Cuando Antonio dejó la adolescencia y llegó a la ciudad del Illimani, trabajó, conoció el estadio, y vio a su Bolívar. Entonces lo confirmó: aquello no era solo fútbol, era alegría, orgullo, identidad.
Hasta que llegué yo.
Y su pasión fue tan grande que me la contagió. A mis tres años ya recitaba la alineación del equipo. Y cuando íbamos al estadio, mis piernas temblaban de nervios. Antes de cumplir cinco, un psicólogo ordenó que no asistiera más a los partidos porque los nervios me dejaban inquieto, sin poder controlar las piernas. ¿Hice caso? No. Y papá fue mi cómplice. Aunque hoy ya no está conmigo, sigue siéndolo.
La mamá grande, mi abuela Honorina, también llegó a La Paz. Y mi papá con su labia evangelizadora logró convencerla de hacerse bolivarista. A sus noventa años, ella se sentaba en su cama con la radio canchera en el regazo y escuchaba las batallas de nuestro equipo. El día que partió, lo hizo acostada en esa misma cama, donde tanto disfrutó del fútbol.

:: Segmento de datos ::
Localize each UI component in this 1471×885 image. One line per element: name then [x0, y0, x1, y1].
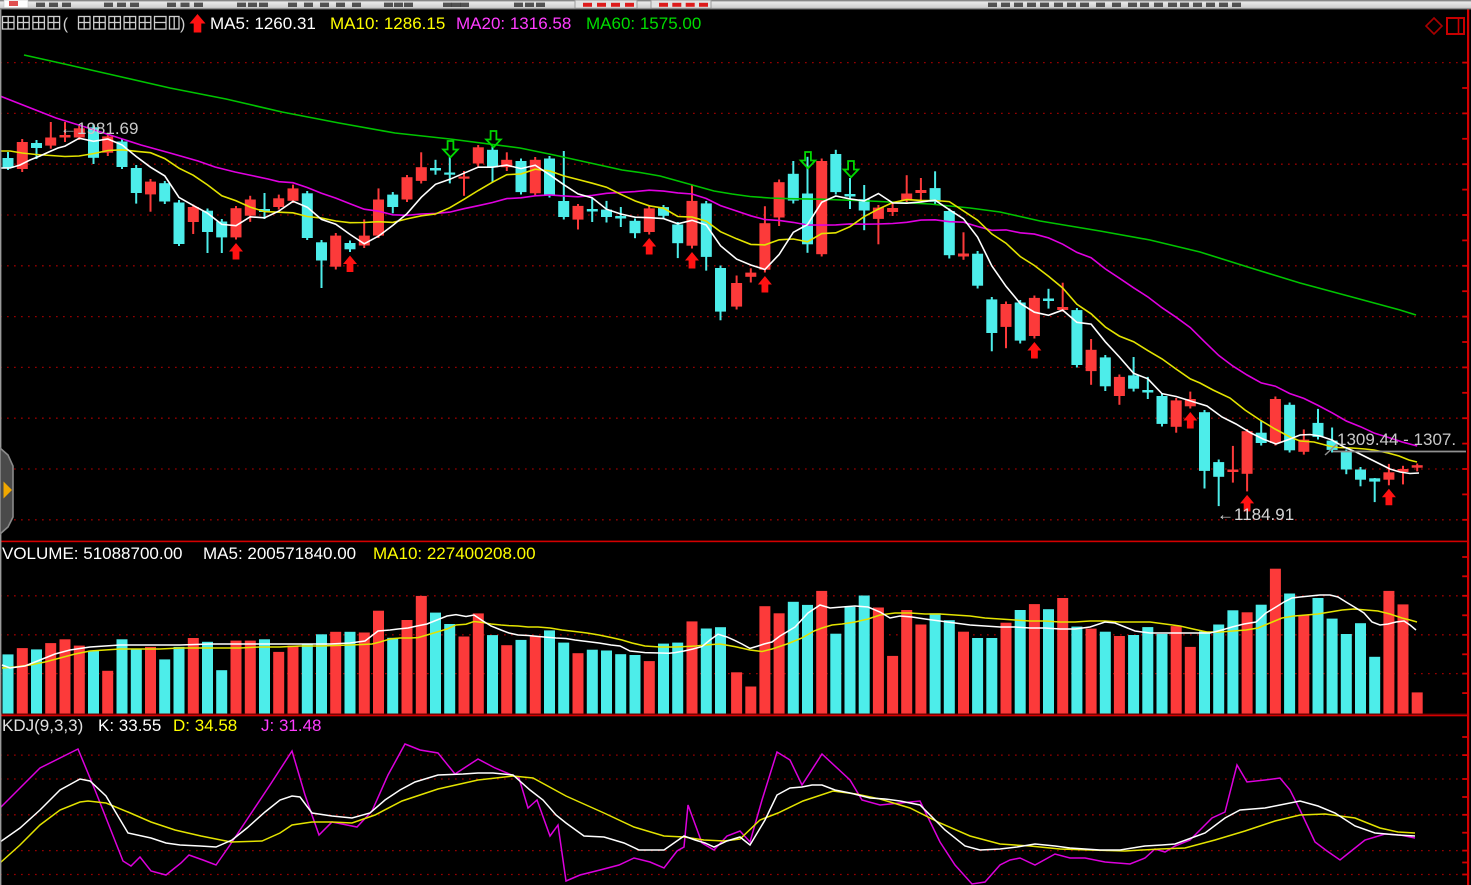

:: Tareas pendientes ::
A) Responde estas preguntas sobre el texto acerca del Bolívar:
(i) ¿A qué edad ya recitaba quien narra la alineación del equipo?
(ii) ¿Qué ordenó un psicólogo antes de que quien narra cumpliera cinco años?
(iii) ¿Cuántos años tenía la abuela Honorina cuando escuchaba en la radio las batallas del equipo?
B) Por favor, prolonga el texto sobre el Bolívar a partir de su última oración.
El listado no interviene en nada de esto.

:: Respuestas por tarea ::
A)
(i) A los tres años.
(ii) Que no asistiera más a los partidos.
(iii) Noventa años.

B)
Papá también se fue. Su tumba está al lado de la de mi abuela, en Irupana, un pueblo yungueño un poco más cerca que Wara. Hace más de once años que partió, pero ahora soy yo quien mira al cielo e imagino a mi padre jugando con sus héroes de infancia, mientras mi abuela lo observa desde la tribuna, feliz. Porque nuestra cancha será siempre celeste.
Con los años, aprendí muchas cosas. Aprendí que no se puede ganar siempre (confieso que mi tolerancia a la derrota sigue siendo mínima). Aprendí también que mi familia tiene mucho que agradecerle a Bolívar. Porque Bolívar no es sólo un equipo. Para nosotros, es un legado. Es amor, honor y lealtad. Es una forma de vivir.
Por eso somos agradecidos. Porque estos cien años de historia no son solo historia: para nosotros, son una eternidad de felicidad celeste.